Prompt. Scan the data beneath this task and copy each line that includes "kontrollige".

Collected data entries:
==============================
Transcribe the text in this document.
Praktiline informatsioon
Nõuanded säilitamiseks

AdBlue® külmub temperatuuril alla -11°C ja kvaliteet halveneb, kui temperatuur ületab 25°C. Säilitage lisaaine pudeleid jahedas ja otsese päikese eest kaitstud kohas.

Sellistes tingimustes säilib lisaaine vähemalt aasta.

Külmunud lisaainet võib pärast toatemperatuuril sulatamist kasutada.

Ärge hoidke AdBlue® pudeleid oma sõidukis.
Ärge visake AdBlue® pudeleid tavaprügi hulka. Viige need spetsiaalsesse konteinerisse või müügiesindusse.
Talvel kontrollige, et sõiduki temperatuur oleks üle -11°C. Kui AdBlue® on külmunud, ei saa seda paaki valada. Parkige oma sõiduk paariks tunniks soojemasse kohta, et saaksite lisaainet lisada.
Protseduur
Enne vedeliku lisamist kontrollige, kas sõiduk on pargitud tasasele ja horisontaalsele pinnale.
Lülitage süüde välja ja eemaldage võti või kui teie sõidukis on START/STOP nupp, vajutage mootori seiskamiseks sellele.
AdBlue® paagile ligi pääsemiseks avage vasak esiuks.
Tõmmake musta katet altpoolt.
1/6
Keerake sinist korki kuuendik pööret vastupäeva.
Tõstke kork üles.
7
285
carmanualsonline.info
==============================
Written solution.
Talvel kontrollige, et sõiduki temperatuur oleks üle -11°C. Kui AdBlue® on külmunud, ei saa seda paaki valada. Parkige oma sõiduk paariks tunniks soojemasse kohta, et saaksite lisaainet lisada.
Enne vedeliku lisamist kontrollige, kas sõiduk on pargitud tasasele ja horisontaalsele pinnale.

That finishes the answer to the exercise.